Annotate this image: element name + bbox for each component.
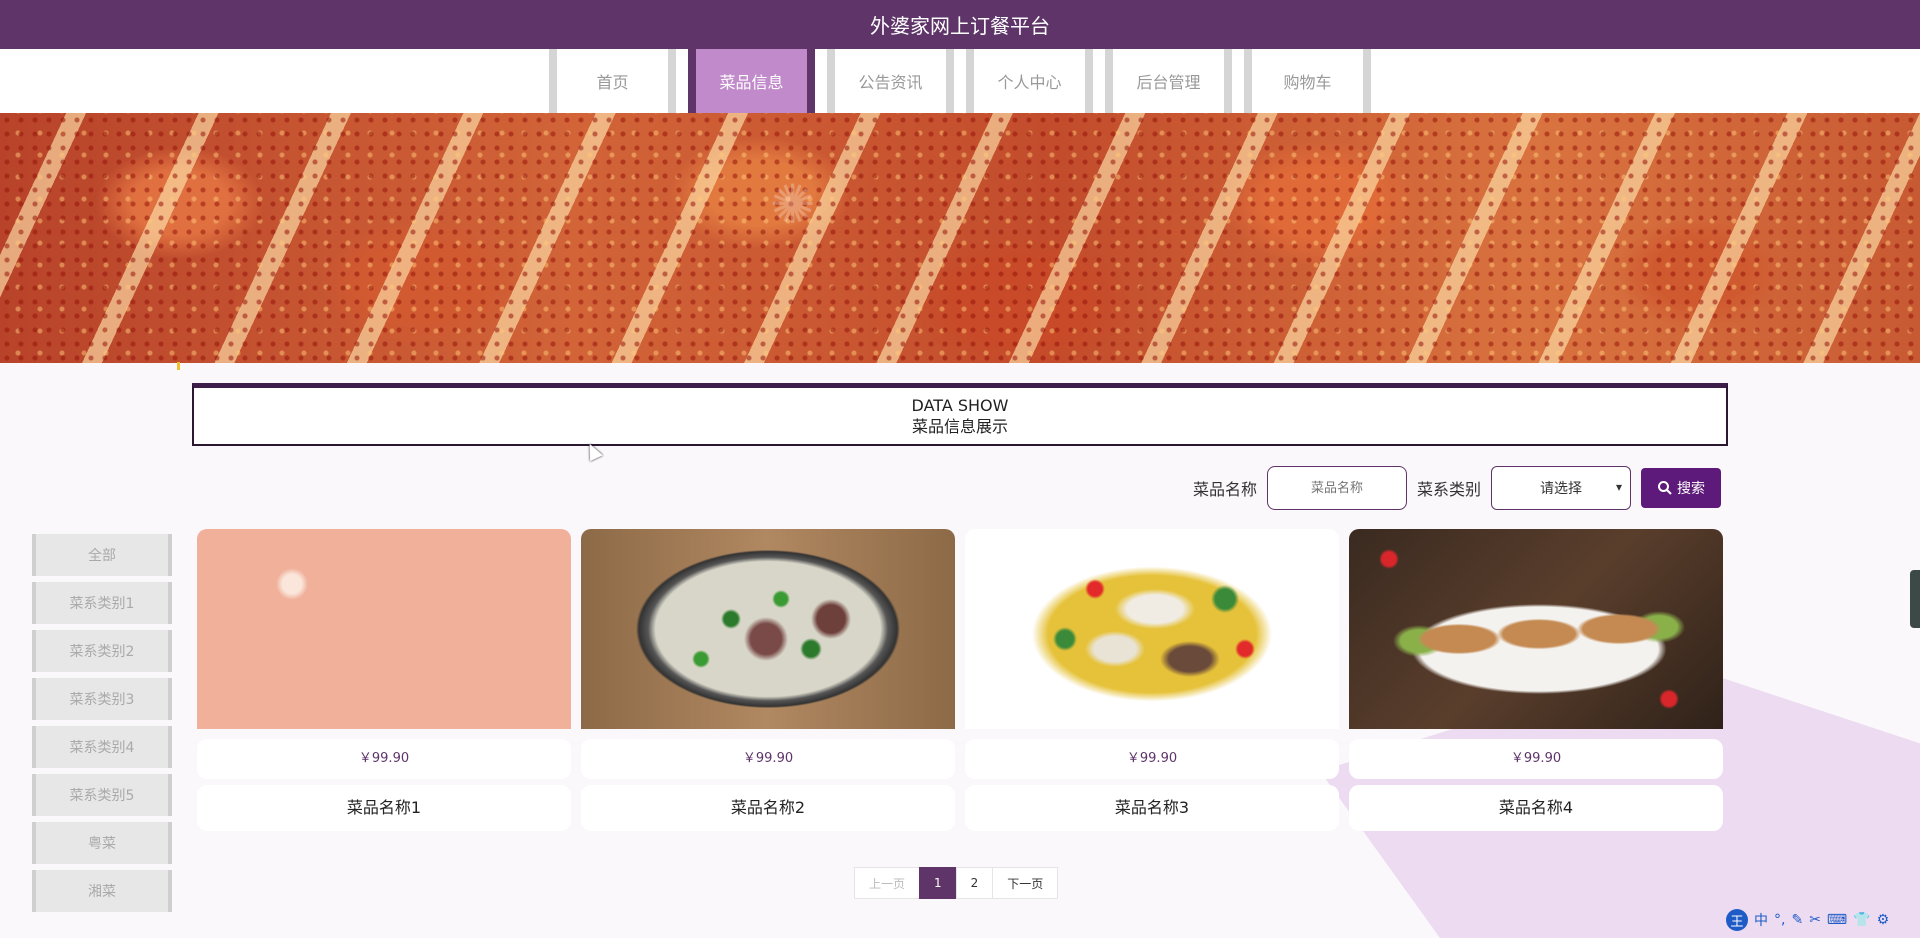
sidebar-item-category-5[interactable]: 菜系类别5	[32, 774, 172, 816]
product-card[interactable]: ￥99.90 菜品名称1	[197, 529, 571, 831]
dish-name-input[interactable]	[1266, 466, 1407, 510]
product-price: ￥99.90	[965, 739, 1339, 779]
ime-toolbar: 王 中 °, ✎ ✂ ⌨ 👕 ⚙	[1726, 908, 1920, 932]
banner-image: ✺	[0, 113, 1920, 363]
sidebar-item-all[interactable]: 全部	[32, 534, 172, 576]
product-image[interactable]	[1349, 529, 1723, 729]
nav-dishes[interactable]: 菜品信息	[688, 49, 815, 113]
product-card[interactable]: ￥99.90 菜品名称4	[1349, 529, 1723, 831]
product-price: ￥99.90	[1349, 739, 1723, 779]
site-title: 外婆家网上订餐平台	[870, 14, 1050, 38]
search-button-label: 搜索	[1677, 481, 1705, 497]
gear-icon[interactable]: ⚙	[1877, 912, 1890, 928]
search-bar: 菜品名称 菜系类别 请选择 ▾ 搜索	[1193, 466, 1721, 510]
sidebar-item-category-2[interactable]: 菜系类别2	[32, 630, 172, 672]
sidebar-item-hunan[interactable]: 湘菜	[32, 870, 172, 912]
site-header: 外婆家网上订餐平台	[0, 0, 1920, 49]
sidebar-item-category-3[interactable]: 菜系类别3	[32, 678, 172, 720]
product-name[interactable]: 菜品名称4	[1349, 785, 1723, 831]
product-image[interactable]	[197, 529, 571, 729]
pagination: 上一页 1 2 下一页	[854, 867, 1059, 899]
ime-mode-toggle[interactable]: 中	[1754, 910, 1768, 930]
main-nav: 首页 菜品信息 公告资讯 个人中心 后台管理 购物车	[0, 49, 1920, 113]
product-card[interactable]: ￥99.90 菜品名称3	[965, 529, 1339, 831]
decorative-tick	[177, 362, 180, 370]
dish-name-label: 菜品名称	[1192, 480, 1257, 499]
product-name[interactable]: 菜品名称3	[965, 785, 1339, 831]
nav-user-center[interactable]: 个人中心	[966, 49, 1093, 113]
sidebar-item-cantonese[interactable]: 粤菜	[32, 822, 172, 864]
banner-watermark: ✺	[770, 173, 816, 236]
product-image[interactable]	[965, 529, 1339, 729]
nav-news[interactable]: 公告资讯	[827, 49, 954, 113]
ime-punctuation-icon[interactable]: °,	[1774, 912, 1785, 928]
category-select[interactable]: 请选择 ▾	[1491, 466, 1631, 510]
product-image[interactable]	[581, 529, 955, 729]
product-name[interactable]: 菜品名称2	[581, 785, 955, 831]
pen-icon[interactable]: ✎	[1791, 912, 1803, 928]
prev-page-button[interactable]: 上一页	[854, 867, 921, 899]
keyboard-icon[interactable]: ⌨	[1827, 912, 1847, 928]
nav-home[interactable]: 首页	[549, 49, 676, 113]
ime-logo-icon[interactable]: 王	[1726, 909, 1748, 931]
banner-texture	[0, 113, 1920, 363]
scissors-icon[interactable]: ✂	[1809, 912, 1821, 928]
sidebar-item-category-1[interactable]: 菜系类别1	[32, 582, 172, 624]
sidebar-item-category-4[interactable]: 菜系类别4	[32, 726, 172, 768]
nav-admin[interactable]: 后台管理	[1105, 49, 1232, 113]
page-1-button[interactable]: 1	[919, 867, 957, 899]
product-card[interactable]: ￥99.90 菜品名称2	[581, 529, 955, 831]
product-name[interactable]: 菜品名称1	[197, 785, 571, 831]
product-price: ￥99.90	[581, 739, 955, 779]
category-label: 菜系类别	[1416, 480, 1481, 499]
next-page-button[interactable]: 下一页	[992, 867, 1059, 899]
search-icon	[1658, 481, 1672, 495]
chevron-down-icon: ▾	[1615, 480, 1622, 494]
category-sidebar: 全部 菜系类别1 菜系类别2 菜系类别3 菜系类别4 菜系类别5 粤菜 湘菜	[32, 534, 172, 918]
search-button[interactable]: 搜索	[1641, 468, 1721, 508]
side-drawer-handle[interactable]	[1910, 570, 1920, 628]
section-title-cn: 菜品信息展示	[911, 417, 1008, 436]
product-grid: ￥99.90 菜品名称1 ￥99.90 菜品名称2 ￥99.90 菜品名称3 ￥…	[197, 529, 1723, 831]
category-select-value: 请选择	[1540, 481, 1582, 497]
shirt-icon[interactable]: 👕	[1853, 912, 1870, 928]
section-title: DATA SHOW 菜品信息展示	[192, 383, 1728, 446]
section-title-en: DATA SHOW	[911, 396, 1009, 415]
page-2-button[interactable]: 2	[955, 867, 994, 899]
product-price: ￥99.90	[197, 739, 571, 779]
nav-cart[interactable]: 购物车	[1244, 49, 1371, 113]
________
Work to do:
Copy the listing above line for line without any changes, leaving out the picture.

Reply:
Annotate this image: element name + bbox for each component.
sidebar-item-category-5[interactable]: 菜系类别5	[32, 774, 172, 816]
product-card[interactable]: ￥99.90 菜品名称1	[197, 529, 571, 831]
dish-name-input[interactable]	[1266, 466, 1407, 510]
product-price: ￥99.90	[965, 739, 1339, 779]
ime-toolbar: 王 中 °, ✎ ✂ ⌨ 👕 ⚙	[1726, 908, 1920, 932]
banner-image: ✺	[0, 113, 1920, 363]
sidebar-item-all[interactable]: 全部	[32, 534, 172, 576]
product-image[interactable]	[1349, 529, 1723, 729]
nav-dishes[interactable]: 菜品信息	[688, 49, 815, 113]
product-card[interactable]: ￥99.90 菜品名称4	[1349, 529, 1723, 831]
product-price: ￥99.90	[1349, 739, 1723, 779]
site-title: 外婆家网上订餐平台	[870, 14, 1050, 38]
search-button-label: 搜索	[1677, 481, 1705, 497]
gear-icon[interactable]: ⚙	[1877, 912, 1890, 928]
search-bar: 菜品名称 菜系类别 请选择 ▾ 搜索	[1193, 466, 1721, 510]
sidebar-item-category-2[interactable]: 菜系类别2	[32, 630, 172, 672]
sidebar-item-hunan[interactable]: 湘菜	[32, 870, 172, 912]
site-header: 外婆家网上订餐平台	[0, 0, 1920, 49]
sidebar-item-category-3[interactable]: 菜系类别3	[32, 678, 172, 720]
product-name[interactable]: 菜品名称4	[1349, 785, 1723, 831]
product-image[interactable]	[197, 529, 571, 729]
pagination: 上一页 1 2 下一页	[854, 867, 1059, 899]
ime-mode-toggle[interactable]: 中	[1754, 910, 1768, 930]
main-nav: 首页 菜品信息 公告资讯 个人中心 后台管理 购物车	[0, 49, 1920, 113]
product-card[interactable]: ￥99.90 菜品名称3	[965, 529, 1339, 831]
decorative-tick	[177, 362, 180, 370]
dish-name-label: 菜品名称	[1192, 480, 1257, 499]
product-name[interactable]: 菜品名称3	[965, 785, 1339, 831]
nav-user-center[interactable]: 个人中心	[966, 49, 1093, 113]
sidebar-item-cantonese[interactable]: 粤菜	[32, 822, 172, 864]
banner-watermark: ✺	[770, 173, 816, 236]
product-image[interactable]	[965, 529, 1339, 729]
nav-news[interactable]: 公告资讯	[827, 49, 954, 113]
ime-punctuation-icon[interactable]: °,	[1774, 912, 1785, 928]
category-select[interactable]: 请选择 ▾	[1491, 466, 1631, 510]
product-image[interactable]	[581, 529, 955, 729]
product-name[interactable]: 菜品名称2	[581, 785, 955, 831]
pen-icon[interactable]: ✎	[1791, 912, 1803, 928]
prev-page-button[interactable]: 上一页	[854, 867, 921, 899]
keyboard-icon[interactable]: ⌨	[1827, 912, 1847, 928]
nav-home[interactable]: 首页	[549, 49, 676, 113]
ime-logo-icon[interactable]: 王	[1726, 909, 1748, 931]
banner-texture	[0, 113, 1920, 363]
scissors-icon[interactable]: ✂	[1809, 912, 1821, 928]
sidebar-item-category-1[interactable]: 菜系类别1	[32, 582, 172, 624]
sidebar-item-category-4[interactable]: 菜系类别4	[32, 726, 172, 768]
nav-admin[interactable]: 后台管理	[1105, 49, 1232, 113]
page-1-button[interactable]: 1	[919, 867, 957, 899]
product-card[interactable]: ￥99.90 菜品名称2	[581, 529, 955, 831]
product-name[interactable]: 菜品名称1	[197, 785, 571, 831]
product-price: ￥99.90	[581, 739, 955, 779]
category-label: 菜系类别	[1416, 480, 1481, 499]
next-page-button[interactable]: 下一页	[992, 867, 1059, 899]
search-icon	[1658, 481, 1672, 495]
chevron-down-icon: ▾	[1615, 480, 1622, 494]
category-sidebar: 全部 菜系类别1 菜系类别2 菜系类别3 菜系类别4 菜系类别5 粤菜 湘菜	[32, 534, 172, 918]
search-button[interactable]: 搜索	[1641, 468, 1721, 508]
side-drawer-handle[interactable]	[1910, 570, 1920, 628]
section-title-cn: 菜品信息展示	[911, 417, 1008, 436]
product-grid: ￥99.90 菜品名称1 ￥99.90 菜品名称2 ￥99.90 菜品名称3 ￥…	[197, 529, 1723, 831]
category-select-value: 请选择	[1540, 481, 1582, 497]
shirt-icon[interactable]: 👕	[1853, 912, 1870, 928]
section-title: DATA SHOW 菜品信息展示	[192, 383, 1728, 446]
section-title-en: DATA SHOW	[911, 396, 1009, 415]
page-2-button[interactable]: 2	[955, 867, 994, 899]
product-price: ￥99.90	[197, 739, 571, 779]
nav-cart[interactable]: 购物车	[1244, 49, 1371, 113]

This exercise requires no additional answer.